▶

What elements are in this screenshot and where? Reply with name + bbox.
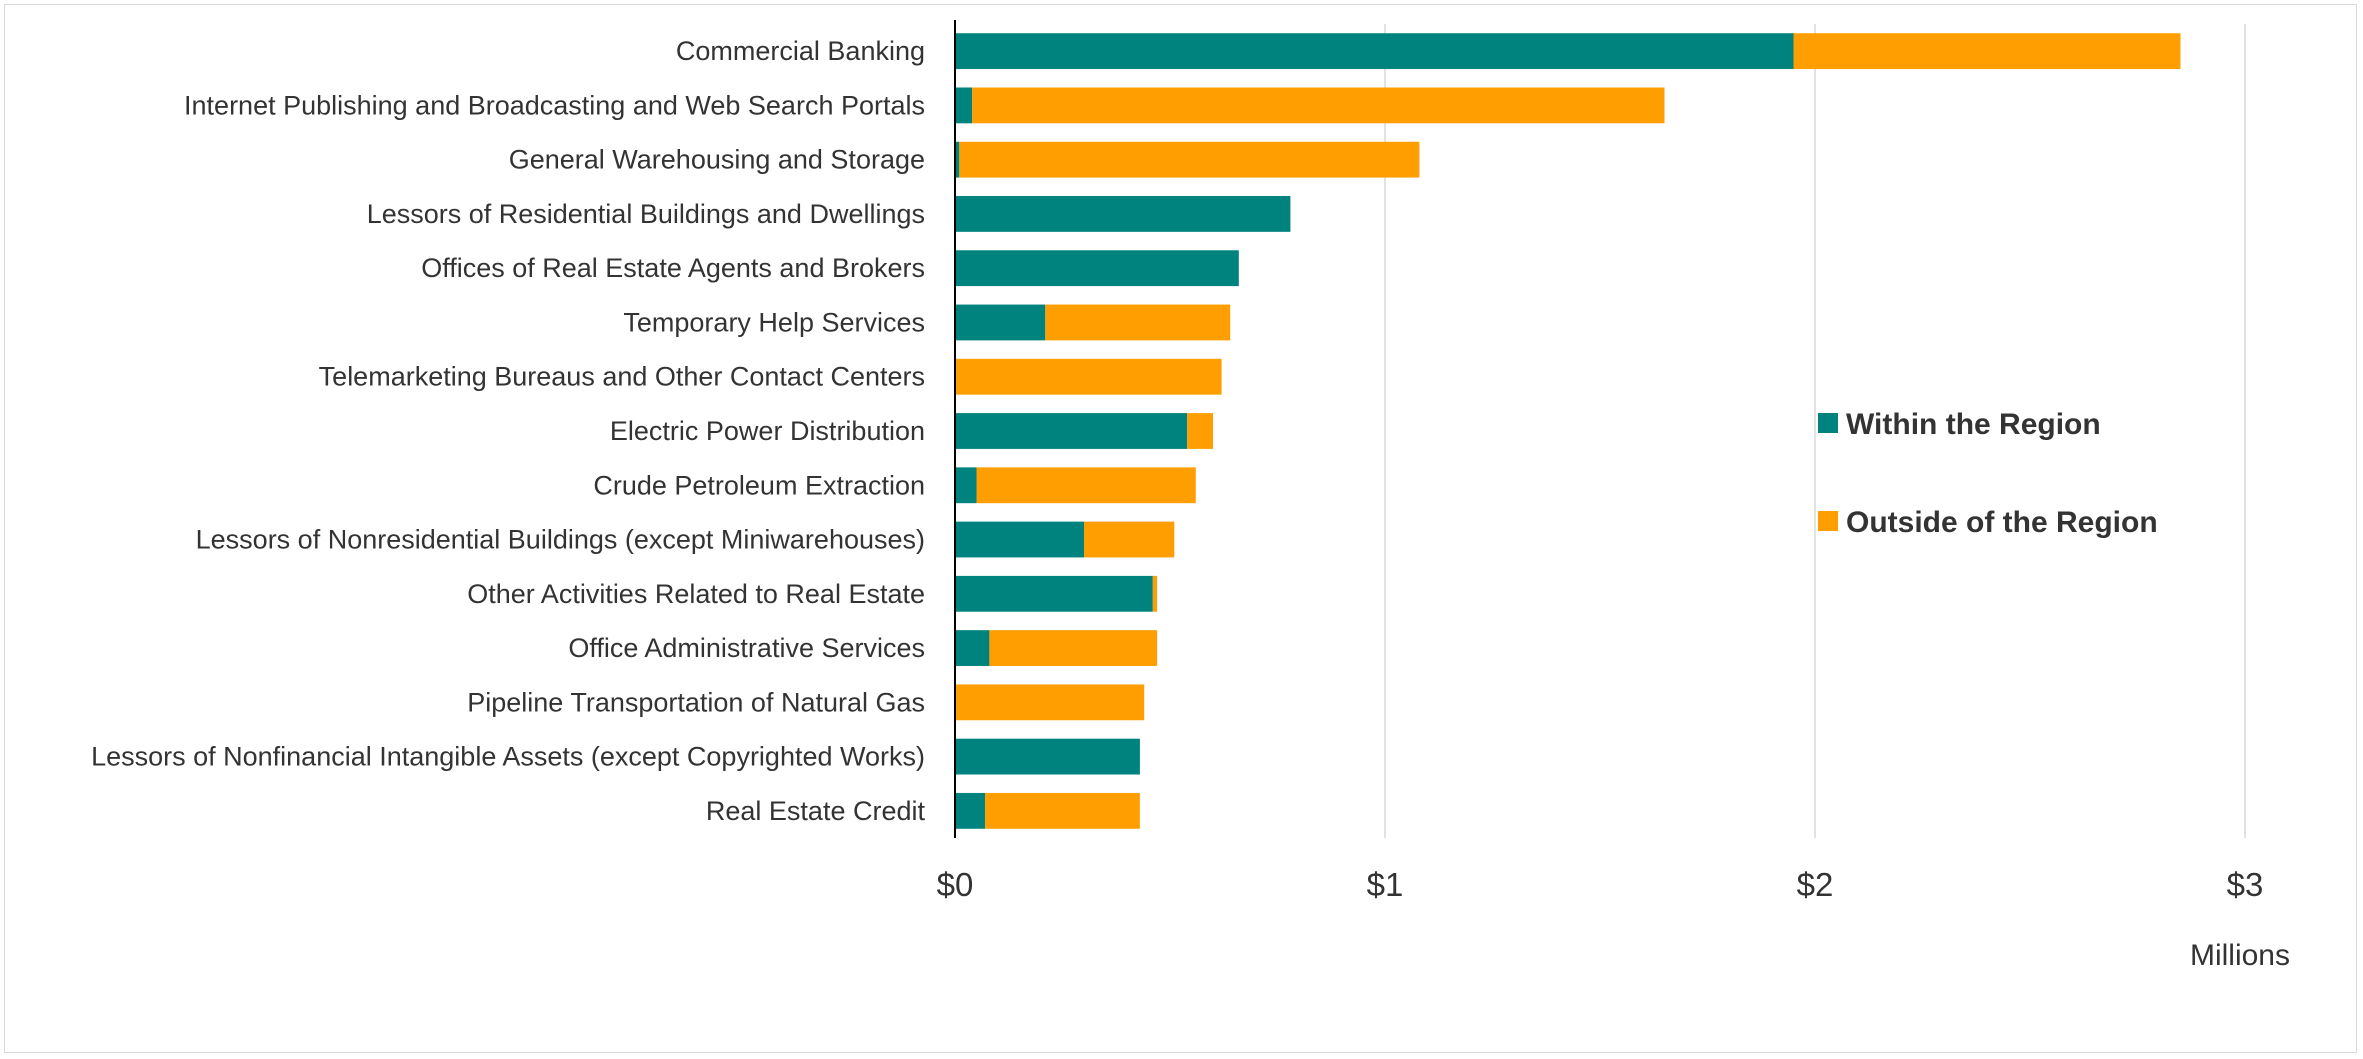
bar-within-3: [955, 196, 1291, 232]
bar-within-1: [955, 87, 973, 124]
legend: Within the Region Outside of the Region: [1818, 408, 2158, 539]
bar-within-10: [955, 575, 1153, 612]
bar-outside-6: [955, 358, 1222, 395]
bar-outside-1: [972, 87, 1665, 124]
x-tick-label-1: $1: [1367, 866, 1404, 903]
category-label-6: Telemarketing Bureaus and Other Contact …: [319, 362, 925, 392]
category-label-9: Lessors of Nonresidential Buildings (exc…: [196, 525, 925, 555]
bar-within-4: [955, 250, 1239, 287]
category-label-2: General Warehousing and Storage: [509, 145, 925, 175]
bar-outside-9: [1084, 521, 1175, 558]
bar-outside-5: [1045, 304, 1231, 341]
legend-label-within: Within the Region: [1846, 408, 2101, 441]
bar-within-5: [955, 304, 1046, 341]
category-label-3: Lessors of Residential Buildings and Dwe…: [367, 199, 925, 229]
category-label-4: Offices of Real Estate Agents and Broker…: [421, 253, 925, 283]
x-tick-labels: $0 $1 $2 $3: [937, 866, 2264, 903]
bar-within-2: [955, 141, 960, 178]
category-label-7: Electric Power Distribution: [610, 416, 925, 446]
x-tick-label-2: $2: [1797, 866, 1834, 903]
category-label-12: Pipeline Transportation of Natural Gas: [467, 687, 925, 717]
bar-outside-2: [959, 141, 1420, 178]
category-label-8: Crude Petroleum Extraction: [593, 470, 925, 500]
x-tick-label-0: $0: [937, 866, 974, 903]
chart-frame: [4, 4, 2357, 1053]
category-label-0: Commercial Banking: [676, 36, 925, 66]
bar-within-0: [955, 33, 1794, 70]
bar-within-11: [955, 630, 990, 666]
bar-outside-11: [989, 630, 1158, 666]
bar-outside-10: [1152, 575, 1158, 612]
category-label-1: Internet Publishing and Broadcasting and…: [184, 90, 925, 120]
legend-swatch-within: [1818, 413, 1838, 433]
bar-within-8: [955, 467, 977, 504]
x-tick-label-3: $3: [2227, 866, 2264, 903]
legend-label-outside: Outside of the Region: [1846, 506, 2158, 539]
bars: [955, 33, 2181, 829]
bar-outside-7: [1187, 413, 1213, 449]
category-labels: Commercial Banking Internet Publishing an…: [91, 36, 925, 826]
category-label-10: Other Activities Related to Real Estate: [467, 579, 925, 609]
bar-within-7: [955, 413, 1188, 449]
category-label-5: Temporary Help Services: [623, 307, 925, 337]
bar-outside-14: [985, 792, 1140, 829]
category-label-13: Lessors of Nonfinancial Intangible Asset…: [91, 742, 925, 772]
bar-within-14: [955, 792, 986, 829]
bar-outside-0: [1793, 33, 2181, 70]
gridlines: [1384, 24, 2246, 838]
bar-outside-8: [976, 467, 1196, 504]
legend-swatch-outside: [1818, 511, 1838, 531]
bar-within-13: [955, 738, 1140, 775]
category-label-11: Office Administrative Services: [568, 633, 925, 663]
bar-within-9: [955, 521, 1084, 558]
bar-outside-12: [955, 684, 1145, 721]
category-label-14: Real Estate Credit: [706, 796, 926, 826]
x-axis-unit-label: Millions: [2190, 939, 2290, 972]
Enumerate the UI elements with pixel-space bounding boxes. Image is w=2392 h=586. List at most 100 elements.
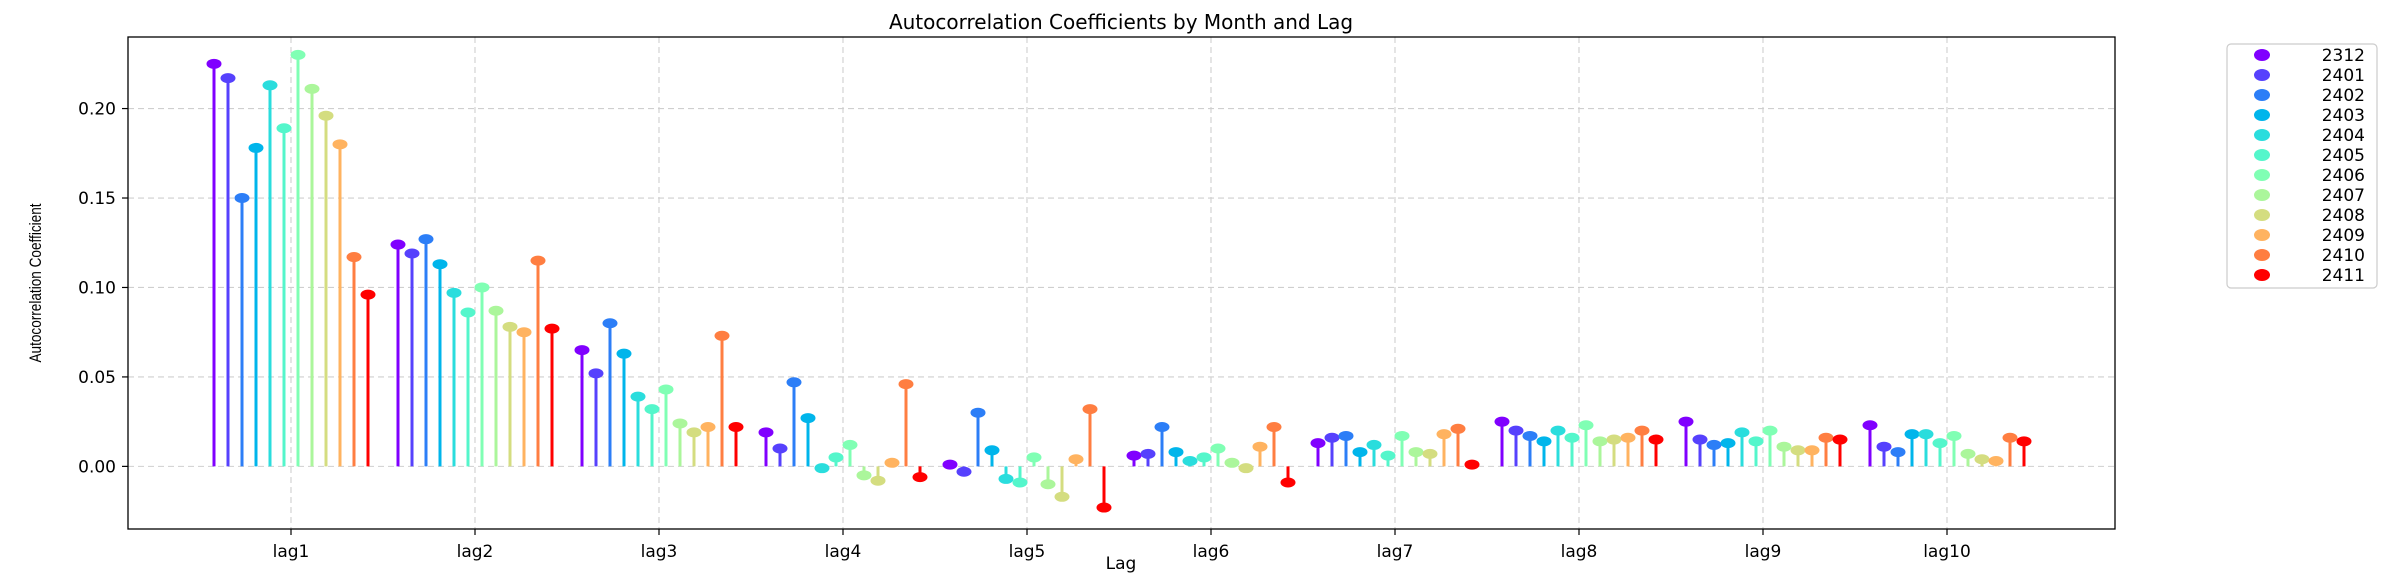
marker [1706, 439, 1722, 450]
marker [1988, 456, 2004, 467]
marker [1096, 502, 1112, 513]
grid-layer [128, 37, 2115, 529]
marker [956, 466, 972, 477]
marker [1620, 432, 1636, 443]
marker [1436, 429, 1452, 440]
marker [1082, 404, 1098, 415]
marks-layer [206, 49, 2032, 513]
marker [516, 327, 532, 338]
marker [1210, 443, 1226, 454]
marker [1918, 429, 1934, 440]
chart-title: Autocorrelation Coefficients by Month an… [889, 10, 1353, 34]
legend-label: 2402 [2322, 86, 2365, 106]
marker [248, 142, 264, 153]
marker [446, 287, 462, 298]
marker [1310, 438, 1326, 449]
marker [1012, 477, 1028, 488]
marker [686, 427, 702, 438]
marker [332, 139, 348, 150]
marker [758, 427, 774, 438]
marker [1946, 430, 1962, 441]
legend-label: 2411 [2322, 266, 2365, 286]
x-tick-label: lag2 [457, 542, 494, 562]
marker [1720, 438, 1736, 449]
marker [404, 248, 420, 259]
marker [1126, 450, 1142, 461]
legend-marker [2254, 229, 2270, 241]
marker [728, 422, 744, 433]
marker [346, 252, 362, 263]
marker [1140, 448, 1156, 459]
marker [1862, 420, 1878, 431]
marker [1790, 445, 1806, 456]
x-tick-label: lag3 [641, 542, 678, 562]
marker [970, 407, 986, 418]
legend-label: 2406 [2322, 166, 2365, 186]
marker [1762, 425, 1778, 436]
legend-marker [2254, 69, 2270, 81]
marker [1904, 429, 1920, 440]
marker [772, 443, 788, 454]
legend-label: 2408 [2322, 206, 2365, 226]
marker [1564, 432, 1580, 443]
x-tick-label: lag7 [1377, 542, 1414, 562]
marker [1196, 452, 1212, 463]
marker [262, 80, 278, 91]
marker [912, 472, 928, 483]
legend-label: 2407 [2322, 186, 2365, 206]
marker [1804, 445, 1820, 456]
marker [1280, 477, 1296, 488]
marker [700, 422, 716, 433]
marker [1394, 430, 1410, 441]
x-tick-label: lag5 [1009, 542, 1046, 562]
x-tick-label: lag8 [1561, 542, 1598, 562]
marker [984, 445, 1000, 456]
legend-marker [2254, 189, 2270, 201]
marker [800, 413, 816, 424]
marker [1338, 430, 1354, 441]
marker [544, 323, 560, 334]
marker [942, 459, 958, 470]
marker [460, 307, 476, 318]
legend-label: 2409 [2322, 226, 2365, 246]
legend-marker [2254, 149, 2270, 161]
marker [1776, 441, 1792, 452]
legend-label: 2403 [2322, 106, 2365, 126]
marker [1974, 454, 1990, 465]
marker [418, 234, 434, 245]
legend-label: 2401 [2322, 66, 2365, 86]
legend-frame [2226, 43, 2378, 289]
marker [574, 345, 590, 356]
marker [602, 318, 618, 329]
marker [1352, 447, 1368, 458]
marker [616, 348, 632, 359]
x-tick-label: lag6 [1193, 542, 1230, 562]
marker [1182, 456, 1198, 467]
legend-label: 2405 [2322, 146, 2365, 166]
marker [1026, 452, 1042, 463]
legend-marker [2254, 209, 2270, 221]
marker [1380, 450, 1396, 461]
axes-layer: 0.00 0.05 0.10 0.15 0.20 lag1 lag2 lag3 lag4 lag5… [78, 100, 1971, 562]
marker [502, 321, 518, 332]
y-tick-label: 0.10 [78, 278, 116, 298]
legend-label: 2312 [2322, 46, 2365, 66]
marker [786, 377, 802, 388]
marker [1408, 447, 1424, 458]
y-axis-label: Autocorrelation Coefficient [27, 203, 46, 363]
marker [672, 418, 688, 429]
marker [1054, 491, 1070, 502]
marker [1168, 447, 1184, 458]
x-tick-label: lag1 [273, 542, 310, 562]
legend-label: 2410 [2322, 246, 2365, 266]
marker [856, 470, 872, 481]
legend-marker [2254, 269, 2270, 281]
marker [842, 439, 858, 450]
marker [714, 330, 730, 341]
marker [1692, 434, 1708, 445]
marker [898, 379, 914, 390]
marker [1324, 432, 1340, 443]
marker [1536, 436, 1552, 447]
marker [1422, 448, 1438, 459]
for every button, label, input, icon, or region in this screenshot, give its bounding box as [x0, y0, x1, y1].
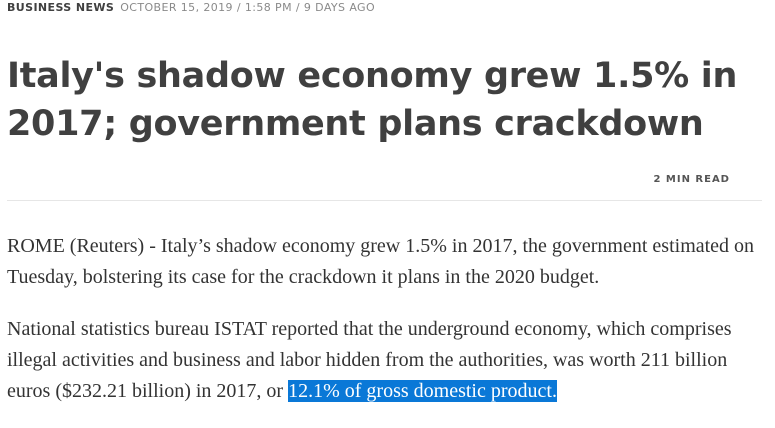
article-meta-bar: BUSINESS NEWS OCTOBER 15, 2019 / 1:58 PM … — [7, 1, 375, 15]
article-headline: Italy's shadow economy grew 1.5% in 2017… — [7, 56, 738, 144]
dateline: OCTOBER 15, 2019 / 1:58 PM / 9 DAYS AGO — [120, 1, 376, 14]
selected-text[interactable]: 12.1% of gross domestic product. — [288, 380, 557, 402]
paragraph-text: National statistics bureau ISTAT reporte… — [7, 318, 732, 402]
article-body: ROME (Reuters) - Italy’s shadow economy … — [7, 231, 772, 428]
article-paragraph: ROME (Reuters) - Italy’s shadow economy … — [7, 235, 755, 288]
header-divider — [7, 200, 762, 201]
article-paragraph: National statistics bureau ISTAT reporte… — [7, 314, 772, 407]
read-time-label: 2 MIN READ — [653, 174, 730, 185]
section-link[interactable]: BUSINESS NEWS — [7, 1, 115, 14]
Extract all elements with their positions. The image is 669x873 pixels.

◀

- STATED TASK -
Update everything in the data from the line containing "marker [1706, 439, 1722, 450]" down to the line containing "marker [1918, 429, 1934, 440]" by replacing "grid-layer" with "grid-group", leaving all else unchanged. Give back only those lines.

- RESULT OF THIS TASK -
marker [1706, 439, 1722, 450]
marker [1988, 456, 2004, 467]
marker [1096, 502, 1112, 513]
grid-group [128, 37, 2115, 529]
marker [956, 466, 972, 477]
marker [1620, 432, 1636, 443]
marker [1436, 429, 1452, 440]
marker [1082, 404, 1098, 415]
marks-layer [206, 49, 2032, 513]
marker [516, 327, 532, 338]
marker [1210, 443, 1226, 454]
marker [1918, 429, 1934, 440]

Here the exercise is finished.